Required work ::
Print all records exactly, leaving nothing out.

******

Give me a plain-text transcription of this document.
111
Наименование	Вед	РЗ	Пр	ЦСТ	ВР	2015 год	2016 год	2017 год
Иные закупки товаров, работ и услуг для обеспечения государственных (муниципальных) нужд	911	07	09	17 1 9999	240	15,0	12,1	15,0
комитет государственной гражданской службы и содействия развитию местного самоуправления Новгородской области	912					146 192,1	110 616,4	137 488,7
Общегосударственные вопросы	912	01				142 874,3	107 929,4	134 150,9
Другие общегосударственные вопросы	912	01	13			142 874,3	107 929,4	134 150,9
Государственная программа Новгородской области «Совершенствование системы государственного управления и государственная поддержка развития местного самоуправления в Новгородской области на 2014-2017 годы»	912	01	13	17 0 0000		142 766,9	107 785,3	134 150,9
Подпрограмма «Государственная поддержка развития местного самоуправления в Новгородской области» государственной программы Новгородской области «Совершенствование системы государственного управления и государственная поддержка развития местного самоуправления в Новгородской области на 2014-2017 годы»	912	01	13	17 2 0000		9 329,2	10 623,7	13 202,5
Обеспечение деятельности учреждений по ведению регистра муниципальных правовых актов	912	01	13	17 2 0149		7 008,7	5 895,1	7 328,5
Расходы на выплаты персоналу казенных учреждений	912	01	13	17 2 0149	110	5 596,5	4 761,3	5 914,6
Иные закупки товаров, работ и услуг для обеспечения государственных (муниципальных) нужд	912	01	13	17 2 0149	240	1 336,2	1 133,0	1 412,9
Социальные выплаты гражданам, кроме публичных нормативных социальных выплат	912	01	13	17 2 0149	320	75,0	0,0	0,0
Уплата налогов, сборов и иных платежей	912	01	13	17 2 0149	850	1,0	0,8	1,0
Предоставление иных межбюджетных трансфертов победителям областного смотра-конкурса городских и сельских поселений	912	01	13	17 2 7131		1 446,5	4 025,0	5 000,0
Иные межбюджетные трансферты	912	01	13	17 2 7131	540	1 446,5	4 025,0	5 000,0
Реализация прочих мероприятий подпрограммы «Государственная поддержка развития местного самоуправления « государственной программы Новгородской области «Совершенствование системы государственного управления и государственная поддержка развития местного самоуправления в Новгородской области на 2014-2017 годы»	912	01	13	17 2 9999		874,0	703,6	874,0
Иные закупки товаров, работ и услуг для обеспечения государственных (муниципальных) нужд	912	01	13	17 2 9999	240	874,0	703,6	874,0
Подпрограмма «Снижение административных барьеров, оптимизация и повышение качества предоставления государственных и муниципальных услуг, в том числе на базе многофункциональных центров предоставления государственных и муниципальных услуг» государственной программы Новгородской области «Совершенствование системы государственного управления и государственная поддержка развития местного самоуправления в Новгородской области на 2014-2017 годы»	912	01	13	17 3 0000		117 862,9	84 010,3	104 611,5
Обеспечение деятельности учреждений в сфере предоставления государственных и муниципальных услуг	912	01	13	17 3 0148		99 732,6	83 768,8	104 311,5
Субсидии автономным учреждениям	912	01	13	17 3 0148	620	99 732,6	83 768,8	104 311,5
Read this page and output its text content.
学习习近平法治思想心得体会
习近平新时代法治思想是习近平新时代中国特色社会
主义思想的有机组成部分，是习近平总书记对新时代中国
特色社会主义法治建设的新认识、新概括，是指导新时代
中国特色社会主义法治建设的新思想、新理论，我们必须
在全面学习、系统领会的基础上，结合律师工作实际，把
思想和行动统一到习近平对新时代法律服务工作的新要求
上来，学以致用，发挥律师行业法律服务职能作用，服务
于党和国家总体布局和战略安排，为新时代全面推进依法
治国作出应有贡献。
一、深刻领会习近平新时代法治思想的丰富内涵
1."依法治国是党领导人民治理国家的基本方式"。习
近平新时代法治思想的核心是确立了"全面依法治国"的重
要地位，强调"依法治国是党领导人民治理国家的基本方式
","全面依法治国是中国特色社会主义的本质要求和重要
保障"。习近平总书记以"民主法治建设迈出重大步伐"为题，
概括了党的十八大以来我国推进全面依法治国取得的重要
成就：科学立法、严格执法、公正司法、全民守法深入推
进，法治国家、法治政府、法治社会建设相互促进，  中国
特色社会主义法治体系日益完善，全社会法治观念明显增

******

Answer for this exercise ::
Give me a plain-text transcription of this document.
111
Наименование	Вед	РЗ	Пр	ЦСТ	ВР	2015 год	2016 год	2017 год
Иные закупки товаров, работ и услуг для обеспечения государственных (муниципальных) нужд	911	07	09	17 1 9999	240	15,0	12,1	15,0
комитет государственной гражданской службы и содействия развитию местного самоуправления Новгородской области	912					146 192,1	110 616,4	137 488,7
Общегосударственные вопросы	912	01				142 874,3	107 929,4	134 150,9
Другие общегосударственные вопросы	912	01	13			142 874,3	107 929,4	134 150,9
Государственная программа Новгородской области «Совершенствование системы государственного управления и государственная поддержка развития местного самоуправления в Новгородской области на 2014-2017 годы»	912	01	13	17 0 0000		142 766,9	107 785,3	134 150,9
Подпрограмма «Государственная поддержка развития местного самоуправления в Новгородской области» государственной программы Новгородской области «Совершенствование системы государственного управления и государственная поддержка развития местного самоуправления в Новгородской области на 2014-2017 годы»	912	01	13	17 2 0000		9 329,2	10 623,7	13 202,5
Обеспечение деятельности учреждений по ведению регистра муниципальных правовых актов	912	01	13	17 2 0149		7 008,7	5 895,1	7 328,5
Расходы на выплаты персоналу казенных учреждений	912	01	13	17 2 0149	110	5 596,5	4 761,3	5 914,6
Иные закупки товаров, работ и услуг для обеспечения государственных (муниципальных) нужд	912	01	13	17 2 0149	240	1 336,2	1 133,0	1 412,9
Социальные выплаты гражданам, кроме публичных нормативных социальных выплат	912	01	13	17 2 0149	320	75,0	0,0	0,0
Уплата налогов, сборов и иных платежей	912	01	13	17 2 0149	850	1,0	0,8	1,0
Предоставление иных межбюджетных трансфертов победителям областного смотра-конкурса городских и сельских поселений	912	01	13	17 2 7131		1 446,5	4 025,0	5 000,0
Иные межбюджетные трансферты	912	01	13	17 2 7131	540	1 446,5	4 025,0	5 000,0
Реализация прочих мероприятий подпрограммы «Государственная поддержка развития местного самоуправления « государственной программы Новгородской области «Совершенствование системы государственного управления и государственная поддержка развития местного самоуправления в Новгородской области на 2014-2017 годы»	912	01	13	17 2 9999		874,0	703,6	874,0
Иные закупки товаров, работ и услуг для обеспечения государственных (муниципальных) нужд	912	01	13	17 2 9999	240	874,0	703,6	874,0
Подпрограмма «Снижение административных барьеров, оптимизация и повышение качества предоставления государственных и муниципальных услуг, в том числе на базе многофункциональных центров предоставления государственных и муниципальных услуг» государственной программы Новгородской области «Совершенствование системы государственного управления и государственная поддержка развития местного самоуправления в Новгородской области на 2014-2017 годы»	912	01	13	17 3 0000		117 862,9	84 010,3	104 611,5
Обеспечение деятельности учреждений в сфере предоставления государственных и муниципальных услуг	912	01	13	17 3 0148		99 732,6	83 768,8	104 311,5
Субсидии автономным учреждениям	912	01	13	17 3 0148	620	99 732,6	83 768,8	104 311,5
Read this page and output its text content.
学习习近平法治思想心得体会
习近平新时代法治思想是习近平新时代中国特色社会
主义思想的有机组成部分，是习近平总书记对新时代中国
特色社会主义法治建设的新认识、新概括，是指导新时代
中国特色社会主义法治建设的新思想、新理论，我们必须
在全面学习、系统领会的基础上，结合律师工作实际，把
思想和行动统一到习近平对新时代法律服务工作的新要求
上来，学以致用，发挥律师行业法律服务职能作用，服务
于党和国家总体布局和战略安排，为新时代全面推进依法
治国作出应有贡献。
一、深刻领会习近平新时代法治思想的丰富内涵
1."依法治国是党领导人民治理国家的基本方式"。习
近平新时代法治思想的核心是确立了"全面依法治国"的重
要地位，强调"依法治国是党领导人民治理国家的基本方式
","全面依法治国是中国特色社会主义的本质要求和重要
保障"。习近平总书记以"民主法治建设迈出重大步伐"为题，
概括了党的十八大以来我国推进全面依法治国取得的重要
成就：科学立法、严格执法、公正司法、全民守法深入推
进，法治国家、法治政府、法治社会建设相互促进，  中国
特色社会主义法治体系日益完善，全社会法治观念明显增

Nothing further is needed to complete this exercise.